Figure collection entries

-------------------------

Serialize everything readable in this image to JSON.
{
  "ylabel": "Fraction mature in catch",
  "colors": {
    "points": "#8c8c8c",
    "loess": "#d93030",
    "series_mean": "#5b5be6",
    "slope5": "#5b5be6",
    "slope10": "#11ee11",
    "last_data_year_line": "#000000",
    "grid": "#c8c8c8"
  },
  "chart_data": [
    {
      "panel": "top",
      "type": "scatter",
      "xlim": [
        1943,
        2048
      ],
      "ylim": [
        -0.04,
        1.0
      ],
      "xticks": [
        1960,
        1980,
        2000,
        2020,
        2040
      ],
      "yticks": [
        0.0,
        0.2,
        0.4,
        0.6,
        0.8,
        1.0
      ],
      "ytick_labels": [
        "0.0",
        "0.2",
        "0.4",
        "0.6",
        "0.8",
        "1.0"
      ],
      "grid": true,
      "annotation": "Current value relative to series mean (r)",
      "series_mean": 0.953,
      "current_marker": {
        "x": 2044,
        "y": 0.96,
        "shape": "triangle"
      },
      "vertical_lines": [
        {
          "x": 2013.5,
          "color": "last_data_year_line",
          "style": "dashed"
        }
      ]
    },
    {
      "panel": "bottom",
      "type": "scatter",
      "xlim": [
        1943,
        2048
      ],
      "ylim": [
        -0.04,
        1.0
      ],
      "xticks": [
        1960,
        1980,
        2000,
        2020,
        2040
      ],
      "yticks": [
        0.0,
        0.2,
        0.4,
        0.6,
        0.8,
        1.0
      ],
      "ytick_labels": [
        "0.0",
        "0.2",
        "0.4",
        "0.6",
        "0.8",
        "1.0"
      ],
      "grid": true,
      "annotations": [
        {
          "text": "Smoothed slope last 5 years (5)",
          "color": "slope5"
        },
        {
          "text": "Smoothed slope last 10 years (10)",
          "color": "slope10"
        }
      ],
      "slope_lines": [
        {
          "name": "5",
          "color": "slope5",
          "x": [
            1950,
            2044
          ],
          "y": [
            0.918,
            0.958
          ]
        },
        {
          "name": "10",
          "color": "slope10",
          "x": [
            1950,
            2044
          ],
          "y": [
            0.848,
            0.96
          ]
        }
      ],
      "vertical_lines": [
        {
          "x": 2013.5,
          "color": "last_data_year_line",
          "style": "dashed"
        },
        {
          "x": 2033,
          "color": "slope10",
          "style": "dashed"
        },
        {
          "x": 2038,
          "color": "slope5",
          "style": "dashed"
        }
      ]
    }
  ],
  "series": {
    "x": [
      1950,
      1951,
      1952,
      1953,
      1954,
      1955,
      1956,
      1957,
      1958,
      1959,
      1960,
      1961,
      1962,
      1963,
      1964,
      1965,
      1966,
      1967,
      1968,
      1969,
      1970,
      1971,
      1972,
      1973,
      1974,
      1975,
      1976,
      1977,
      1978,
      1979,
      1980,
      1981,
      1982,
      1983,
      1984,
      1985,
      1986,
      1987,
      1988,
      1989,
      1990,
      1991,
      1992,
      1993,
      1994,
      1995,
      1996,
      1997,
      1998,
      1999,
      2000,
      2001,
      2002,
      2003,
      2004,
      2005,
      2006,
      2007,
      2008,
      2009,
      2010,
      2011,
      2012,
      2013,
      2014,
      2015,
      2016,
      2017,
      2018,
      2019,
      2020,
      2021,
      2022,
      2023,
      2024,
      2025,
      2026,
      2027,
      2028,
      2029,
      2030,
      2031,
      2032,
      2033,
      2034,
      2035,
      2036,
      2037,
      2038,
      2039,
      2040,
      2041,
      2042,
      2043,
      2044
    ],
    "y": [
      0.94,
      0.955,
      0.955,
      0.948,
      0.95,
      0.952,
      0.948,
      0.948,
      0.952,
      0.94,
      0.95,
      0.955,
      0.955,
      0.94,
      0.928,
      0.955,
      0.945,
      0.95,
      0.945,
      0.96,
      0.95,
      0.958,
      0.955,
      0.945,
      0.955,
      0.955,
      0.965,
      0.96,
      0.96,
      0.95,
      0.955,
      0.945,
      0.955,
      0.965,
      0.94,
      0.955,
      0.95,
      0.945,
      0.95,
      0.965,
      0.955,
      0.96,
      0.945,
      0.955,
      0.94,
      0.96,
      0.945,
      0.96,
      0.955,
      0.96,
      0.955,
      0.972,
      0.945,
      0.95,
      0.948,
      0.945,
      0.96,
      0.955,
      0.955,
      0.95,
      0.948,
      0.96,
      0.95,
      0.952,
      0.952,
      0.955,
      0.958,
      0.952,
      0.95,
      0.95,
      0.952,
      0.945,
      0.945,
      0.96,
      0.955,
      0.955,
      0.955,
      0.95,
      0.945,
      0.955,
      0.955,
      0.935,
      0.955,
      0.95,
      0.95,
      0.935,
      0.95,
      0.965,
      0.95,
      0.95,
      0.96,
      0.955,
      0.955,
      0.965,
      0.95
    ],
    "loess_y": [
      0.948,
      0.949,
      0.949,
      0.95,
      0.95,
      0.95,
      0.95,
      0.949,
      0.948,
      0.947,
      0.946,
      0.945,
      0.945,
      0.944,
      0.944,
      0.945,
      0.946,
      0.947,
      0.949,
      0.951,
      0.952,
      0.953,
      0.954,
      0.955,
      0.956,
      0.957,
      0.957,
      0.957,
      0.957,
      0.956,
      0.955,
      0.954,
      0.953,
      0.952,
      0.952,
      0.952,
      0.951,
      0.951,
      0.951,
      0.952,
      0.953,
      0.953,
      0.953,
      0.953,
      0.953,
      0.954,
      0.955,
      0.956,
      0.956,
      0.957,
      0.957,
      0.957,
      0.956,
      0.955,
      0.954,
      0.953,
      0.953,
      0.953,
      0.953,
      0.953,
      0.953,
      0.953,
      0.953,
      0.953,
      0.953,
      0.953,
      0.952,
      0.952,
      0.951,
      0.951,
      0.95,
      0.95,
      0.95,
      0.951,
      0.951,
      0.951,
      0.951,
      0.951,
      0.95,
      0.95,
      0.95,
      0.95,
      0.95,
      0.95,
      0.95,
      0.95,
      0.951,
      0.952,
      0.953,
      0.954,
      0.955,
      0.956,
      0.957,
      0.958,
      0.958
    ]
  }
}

-------------------------

* [TASK] Copy each entry exactly, with nothing added or dropped.

* [ANSWER FOR THE TASK]
Serialize everything readable in this image to JSON.
{
  "ylabel": "Fraction mature in catch",
  "colors": {
    "points": "#8c8c8c",
    "loess": "#d93030",
    "series_mean": "#5b5be6",
    "slope5": "#5b5be6",
    "slope10": "#11ee11",
    "last_data_year_line": "#000000",
    "grid": "#c8c8c8"
  },
  "chart_data": [
    {
      "panel": "top",
      "type": "scatter",
      "xlim": [
        1943,
        2048
      ],
      "ylim": [
        -0.04,
        1.0
      ],
      "xticks": [
        1960,
        1980,
        2000,
        2020,
        2040
      ],
      "yticks": [
        0.0,
        0.2,
        0.4,
        0.6,
        0.8,
        1.0
      ],
      "ytick_labels": [
        "0.0",
        "0.2",
        "0.4",
        "0.6",
        "0.8",
        "1.0"
      ],
      "grid": true,
      "annotation": "Current value relative to series mean (r)",
      "series_mean": 0.953,
      "current_marker": {
        "x": 2044,
        "y": 0.96,
        "shape": "triangle"
      },
      "vertical_lines": [
        {
          "x": 2013.5,
          "color": "last_data_year_line",
          "style": "dashed"
        }
      ]
    },
    {
      "panel": "bottom",
      "type": "scatter",
      "xlim": [
        1943,
        2048
      ],
      "ylim": [
        -0.04,
        1.0
      ],
      "xticks": [
        1960,
        1980,
        2000,
        2020,
        2040
      ],
      "yticks": [
        0.0,
        0.2,
        0.4,
        0.6,
        0.8,
        1.0
      ],
      "ytick_labels": [
        "0.0",
        "0.2",
        "0.4",
        "0.6",
        "0.8",
        "1.0"
      ],
      "grid": true,
      "annotations": [
        {
          "text": "Smoothed slope last 5 years (5)",
          "color": "slope5"
        },
        {
          "text": "Smoothed slope last 10 years (10)",
          "color": "slope10"
        }
      ],
      "slope_lines": [
        {
          "name": "5",
          "color": "slope5",
          "x": [
            1950,
            2044
          ],
          "y": [
            0.918,
            0.958
          ]
        },
        {
          "name": "10",
          "color": "slope10",
          "x": [
            1950,
            2044
          ],
          "y": [
            0.848,
            0.96
          ]
        }
      ],
      "vertical_lines": [
        {
          "x": 2013.5,
          "color": "last_data_year_line",
          "style": "dashed"
        },
        {
          "x": 2033,
          "color": "slope10",
          "style": "dashed"
        },
        {
          "x": 2038,
          "color": "slope5",
          "style": "dashed"
        }
      ]
    }
  ],
  "series": {
    "x": [
      1950,
      1951,
      1952,
      1953,
      1954,
      1955,
      1956,
      1957,
      1958,
      1959,
      1960,
      1961,
      1962,
      1963,
      1964,
      1965,
      1966,
      1967,
      1968,
      1969,
      1970,
      1971,
      1972,
      1973,
      1974,
      1975,
      1976,
      1977,
      1978,
      1979,
      1980,
      1981,
      1982,
      1983,
      1984,
      1985,
      1986,
      1987,
      1988,
      1989,
      1990,
      1991,
      1992,
      1993,
      1994,
      1995,
      1996,
      1997,
      1998,
      1999,
      2000,
      2001,
      2002,
      2003,
      2004,
      2005,
      2006,
      2007,
      2008,
      2009,
      2010,
      2011,
      2012,
      2013,
      2014,
      2015,
      2016,
      2017,
      2018,
      2019,
      2020,
      2021,
      2022,
      2023,
      2024,
      2025,
      2026,
      2027,
      2028,
      2029,
      2030,
      2031,
      2032,
      2033,
      2034,
      2035,
      2036,
      2037,
      2038,
      2039,
      2040,
      2041,
      2042,
      2043,
      2044
    ],
    "y": [
      0.94,
      0.955,
      0.955,
      0.948,
      0.95,
      0.952,
      0.948,
      0.948,
      0.952,
      0.94,
      0.95,
      0.955,
      0.955,
      0.94,
      0.928,
      0.955,
      0.945,
      0.95,
      0.945,
      0.96,
      0.95,
      0.958,
      0.955,
      0.945,
      0.955,
      0.955,
      0.965,
      0.96,
      0.96,
      0.95,
      0.955,
      0.945,
      0.955,
      0.965,
      0.94,
      0.955,
      0.95,
      0.945,
      0.95,
      0.965,
      0.955,
      0.96,
      0.945,
      0.955,
      0.94,
      0.96,
      0.945,
      0.96,
      0.955,
      0.96,
      0.955,
      0.972,
      0.945,
      0.95,
      0.948,
      0.945,
      0.96,
      0.955,
      0.955,
      0.95,
      0.948,
      0.96,
      0.95,
      0.952,
      0.952,
      0.955,
      0.958,
      0.952,
      0.95,
      0.95,
      0.952,
      0.945,
      0.945,
      0.96,
      0.955,
      0.955,
      0.955,
      0.95,
      0.945,
      0.955,
      0.955,
      0.935,
      0.955,
      0.95,
      0.95,
      0.935,
      0.95,
      0.965,
      0.95,
      0.95,
      0.96,
      0.955,
      0.955,
      0.965,
      0.95
    ],
    "loess_y": [
      0.948,
      0.949,
      0.949,
      0.95,
      0.95,
      0.95,
      0.95,
      0.949,
      0.948,
      0.947,
      0.946,
      0.945,
      0.945,
      0.944,
      0.944,
      0.945,
      0.946,
      0.947,
      0.949,
      0.951,
      0.952,
      0.953,
      0.954,
      0.955,
      0.956,
      0.957,
      0.957,
      0.957,
      0.957,
      0.956,
      0.955,
      0.954,
      0.953,
      0.952,
      0.952,
      0.952,
      0.951,
      0.951,
      0.951,
      0.952,
      0.953,
      0.953,
      0.953,
      0.953,
      0.953,
      0.954,
      0.955,
      0.956,
      0.956,
      0.957,
      0.957,
      0.957,
      0.956,
      0.955,
      0.954,
      0.953,
      0.953,
      0.953,
      0.953,
      0.953,
      0.953,
      0.953,
      0.953,
      0.953,
      0.953,
      0.953,
      0.952,
      0.952,
      0.951,
      0.951,
      0.95,
      0.95,
      0.95,
      0.951,
      0.951,
      0.951,
      0.951,
      0.951,
      0.95,
      0.95,
      0.95,
      0.95,
      0.95,
      0.95,
      0.95,
      0.95,
      0.951,
      0.952,
      0.953,
      0.954,
      0.955,
      0.956,
      0.957,
      0.958,
      0.958
    ]
  }
}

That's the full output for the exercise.